PROBLEM STATEMENT ::
Only the number is wanted: how many lines contain "Takipçilere"?

ENTRIES ::
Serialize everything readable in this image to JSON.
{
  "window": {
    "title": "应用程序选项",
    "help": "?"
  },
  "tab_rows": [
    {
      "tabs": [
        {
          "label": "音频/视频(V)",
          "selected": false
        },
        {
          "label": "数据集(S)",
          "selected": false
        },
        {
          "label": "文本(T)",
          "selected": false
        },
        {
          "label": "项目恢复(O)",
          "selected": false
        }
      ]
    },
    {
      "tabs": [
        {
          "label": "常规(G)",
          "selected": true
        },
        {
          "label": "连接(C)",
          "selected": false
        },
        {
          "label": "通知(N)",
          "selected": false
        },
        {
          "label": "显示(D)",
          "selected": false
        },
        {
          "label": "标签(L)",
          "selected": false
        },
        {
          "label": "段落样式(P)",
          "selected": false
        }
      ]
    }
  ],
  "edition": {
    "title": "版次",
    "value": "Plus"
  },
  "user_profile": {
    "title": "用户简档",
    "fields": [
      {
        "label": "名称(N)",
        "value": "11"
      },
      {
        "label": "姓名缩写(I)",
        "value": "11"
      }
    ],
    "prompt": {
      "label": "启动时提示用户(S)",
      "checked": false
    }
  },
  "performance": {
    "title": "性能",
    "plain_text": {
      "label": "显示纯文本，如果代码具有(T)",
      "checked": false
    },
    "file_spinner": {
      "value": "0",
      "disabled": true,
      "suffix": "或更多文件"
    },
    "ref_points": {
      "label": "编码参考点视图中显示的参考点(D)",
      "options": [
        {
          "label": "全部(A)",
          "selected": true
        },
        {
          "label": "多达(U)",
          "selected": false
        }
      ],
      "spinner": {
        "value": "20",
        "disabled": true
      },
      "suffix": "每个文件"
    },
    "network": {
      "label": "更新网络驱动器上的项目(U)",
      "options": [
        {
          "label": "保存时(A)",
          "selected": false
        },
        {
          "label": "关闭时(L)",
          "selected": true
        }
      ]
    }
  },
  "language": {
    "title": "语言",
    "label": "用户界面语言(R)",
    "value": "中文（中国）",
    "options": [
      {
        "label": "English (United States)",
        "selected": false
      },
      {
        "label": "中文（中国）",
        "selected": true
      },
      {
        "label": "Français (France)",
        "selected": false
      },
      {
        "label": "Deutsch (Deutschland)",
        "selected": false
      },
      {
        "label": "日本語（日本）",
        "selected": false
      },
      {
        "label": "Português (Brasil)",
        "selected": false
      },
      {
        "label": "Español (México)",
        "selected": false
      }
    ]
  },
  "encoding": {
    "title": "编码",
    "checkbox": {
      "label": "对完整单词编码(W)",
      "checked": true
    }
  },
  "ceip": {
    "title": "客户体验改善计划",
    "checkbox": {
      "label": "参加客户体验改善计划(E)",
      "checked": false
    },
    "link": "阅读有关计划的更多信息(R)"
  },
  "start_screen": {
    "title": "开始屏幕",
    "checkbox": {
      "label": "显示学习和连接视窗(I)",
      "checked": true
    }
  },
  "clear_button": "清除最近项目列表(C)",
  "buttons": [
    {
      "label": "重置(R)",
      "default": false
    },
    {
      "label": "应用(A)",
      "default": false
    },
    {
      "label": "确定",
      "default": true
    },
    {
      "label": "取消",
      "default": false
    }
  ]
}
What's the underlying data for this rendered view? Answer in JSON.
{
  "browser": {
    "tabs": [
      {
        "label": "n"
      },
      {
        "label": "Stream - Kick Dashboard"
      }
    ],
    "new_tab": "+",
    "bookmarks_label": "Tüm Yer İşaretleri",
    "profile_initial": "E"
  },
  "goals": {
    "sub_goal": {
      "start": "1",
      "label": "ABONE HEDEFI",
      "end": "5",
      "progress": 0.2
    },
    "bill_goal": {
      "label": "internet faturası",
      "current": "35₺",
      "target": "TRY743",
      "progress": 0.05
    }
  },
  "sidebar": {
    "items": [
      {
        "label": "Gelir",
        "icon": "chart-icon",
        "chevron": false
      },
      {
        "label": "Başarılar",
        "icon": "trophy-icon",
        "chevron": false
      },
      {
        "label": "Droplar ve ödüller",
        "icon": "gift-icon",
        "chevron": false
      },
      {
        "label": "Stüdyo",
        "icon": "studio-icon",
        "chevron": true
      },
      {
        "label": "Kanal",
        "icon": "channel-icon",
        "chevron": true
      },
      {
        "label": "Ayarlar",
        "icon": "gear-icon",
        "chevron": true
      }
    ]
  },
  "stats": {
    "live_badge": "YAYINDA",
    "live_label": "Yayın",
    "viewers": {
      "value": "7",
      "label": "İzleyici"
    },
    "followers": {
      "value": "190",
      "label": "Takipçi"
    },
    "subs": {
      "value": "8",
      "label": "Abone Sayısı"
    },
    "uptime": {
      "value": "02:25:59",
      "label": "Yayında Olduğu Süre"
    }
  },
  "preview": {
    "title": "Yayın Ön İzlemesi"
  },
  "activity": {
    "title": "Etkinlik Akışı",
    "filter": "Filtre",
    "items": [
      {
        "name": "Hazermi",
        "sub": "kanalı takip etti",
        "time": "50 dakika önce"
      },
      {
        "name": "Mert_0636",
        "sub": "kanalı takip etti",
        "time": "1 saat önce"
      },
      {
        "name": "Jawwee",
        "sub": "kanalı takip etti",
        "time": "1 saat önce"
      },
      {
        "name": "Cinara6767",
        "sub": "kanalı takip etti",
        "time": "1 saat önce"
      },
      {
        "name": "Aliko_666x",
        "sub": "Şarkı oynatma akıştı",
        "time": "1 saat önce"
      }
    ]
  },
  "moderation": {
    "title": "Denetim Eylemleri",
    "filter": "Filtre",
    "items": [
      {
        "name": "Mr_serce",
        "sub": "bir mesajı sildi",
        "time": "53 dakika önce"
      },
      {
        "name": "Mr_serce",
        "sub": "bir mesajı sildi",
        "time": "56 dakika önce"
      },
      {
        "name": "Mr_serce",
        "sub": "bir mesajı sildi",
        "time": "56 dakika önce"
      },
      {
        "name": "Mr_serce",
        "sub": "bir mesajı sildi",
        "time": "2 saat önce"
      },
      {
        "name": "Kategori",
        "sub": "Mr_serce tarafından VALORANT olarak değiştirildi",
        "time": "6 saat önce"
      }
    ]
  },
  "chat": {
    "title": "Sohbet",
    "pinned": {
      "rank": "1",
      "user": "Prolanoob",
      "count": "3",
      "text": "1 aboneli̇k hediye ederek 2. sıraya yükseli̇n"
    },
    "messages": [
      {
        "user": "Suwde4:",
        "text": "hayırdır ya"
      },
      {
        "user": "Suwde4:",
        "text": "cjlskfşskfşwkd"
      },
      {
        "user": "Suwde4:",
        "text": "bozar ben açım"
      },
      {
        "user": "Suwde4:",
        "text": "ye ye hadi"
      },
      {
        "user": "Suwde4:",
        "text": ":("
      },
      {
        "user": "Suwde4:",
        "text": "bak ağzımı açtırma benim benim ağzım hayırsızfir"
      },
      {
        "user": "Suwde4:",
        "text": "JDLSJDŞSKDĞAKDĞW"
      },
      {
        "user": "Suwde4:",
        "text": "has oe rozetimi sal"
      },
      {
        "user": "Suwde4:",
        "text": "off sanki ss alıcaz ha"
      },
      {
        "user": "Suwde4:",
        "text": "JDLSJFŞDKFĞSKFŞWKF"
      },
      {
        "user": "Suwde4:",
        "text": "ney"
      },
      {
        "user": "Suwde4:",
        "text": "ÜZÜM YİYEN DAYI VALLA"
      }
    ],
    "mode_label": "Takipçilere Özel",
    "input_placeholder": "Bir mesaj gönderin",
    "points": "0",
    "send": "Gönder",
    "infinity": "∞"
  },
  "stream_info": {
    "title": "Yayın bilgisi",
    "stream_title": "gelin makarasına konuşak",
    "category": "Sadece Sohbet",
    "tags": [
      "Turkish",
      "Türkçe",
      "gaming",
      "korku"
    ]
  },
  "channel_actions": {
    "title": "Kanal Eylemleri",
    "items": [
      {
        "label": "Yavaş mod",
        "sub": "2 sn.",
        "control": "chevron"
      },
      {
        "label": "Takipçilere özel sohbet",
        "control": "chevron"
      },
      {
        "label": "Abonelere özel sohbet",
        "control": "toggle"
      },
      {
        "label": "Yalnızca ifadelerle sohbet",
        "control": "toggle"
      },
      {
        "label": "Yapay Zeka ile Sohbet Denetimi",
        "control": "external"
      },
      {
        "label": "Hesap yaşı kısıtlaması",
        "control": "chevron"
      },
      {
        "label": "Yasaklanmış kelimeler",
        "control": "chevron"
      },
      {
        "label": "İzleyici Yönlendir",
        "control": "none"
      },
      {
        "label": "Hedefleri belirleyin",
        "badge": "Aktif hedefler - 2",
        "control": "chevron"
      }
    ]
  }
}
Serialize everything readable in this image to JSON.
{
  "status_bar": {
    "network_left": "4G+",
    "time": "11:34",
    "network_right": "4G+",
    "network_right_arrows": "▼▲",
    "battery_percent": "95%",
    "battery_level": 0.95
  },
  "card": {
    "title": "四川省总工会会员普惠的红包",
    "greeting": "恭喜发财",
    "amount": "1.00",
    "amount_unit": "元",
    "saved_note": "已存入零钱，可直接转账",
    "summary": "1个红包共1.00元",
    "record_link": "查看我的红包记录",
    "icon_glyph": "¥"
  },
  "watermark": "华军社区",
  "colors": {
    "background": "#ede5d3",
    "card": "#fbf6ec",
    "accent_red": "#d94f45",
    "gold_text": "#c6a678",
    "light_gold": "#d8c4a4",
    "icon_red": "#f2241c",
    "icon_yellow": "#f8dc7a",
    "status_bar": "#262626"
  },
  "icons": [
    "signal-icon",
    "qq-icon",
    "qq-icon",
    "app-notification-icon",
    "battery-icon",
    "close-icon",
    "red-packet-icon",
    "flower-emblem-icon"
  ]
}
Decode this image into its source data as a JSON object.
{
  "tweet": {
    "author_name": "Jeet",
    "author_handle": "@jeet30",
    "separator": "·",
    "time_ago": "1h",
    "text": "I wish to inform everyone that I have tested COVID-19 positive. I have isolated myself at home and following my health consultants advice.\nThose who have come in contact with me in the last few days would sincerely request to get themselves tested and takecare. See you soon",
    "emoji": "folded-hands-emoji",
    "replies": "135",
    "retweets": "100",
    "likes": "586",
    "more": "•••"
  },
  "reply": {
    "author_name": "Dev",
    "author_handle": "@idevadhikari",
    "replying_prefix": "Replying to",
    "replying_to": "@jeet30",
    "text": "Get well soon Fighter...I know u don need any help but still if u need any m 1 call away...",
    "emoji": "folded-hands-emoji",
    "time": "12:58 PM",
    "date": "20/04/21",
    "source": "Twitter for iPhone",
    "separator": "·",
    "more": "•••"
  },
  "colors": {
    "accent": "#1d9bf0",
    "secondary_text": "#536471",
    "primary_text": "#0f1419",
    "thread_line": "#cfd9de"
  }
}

THE COMPLETED TASK ::
2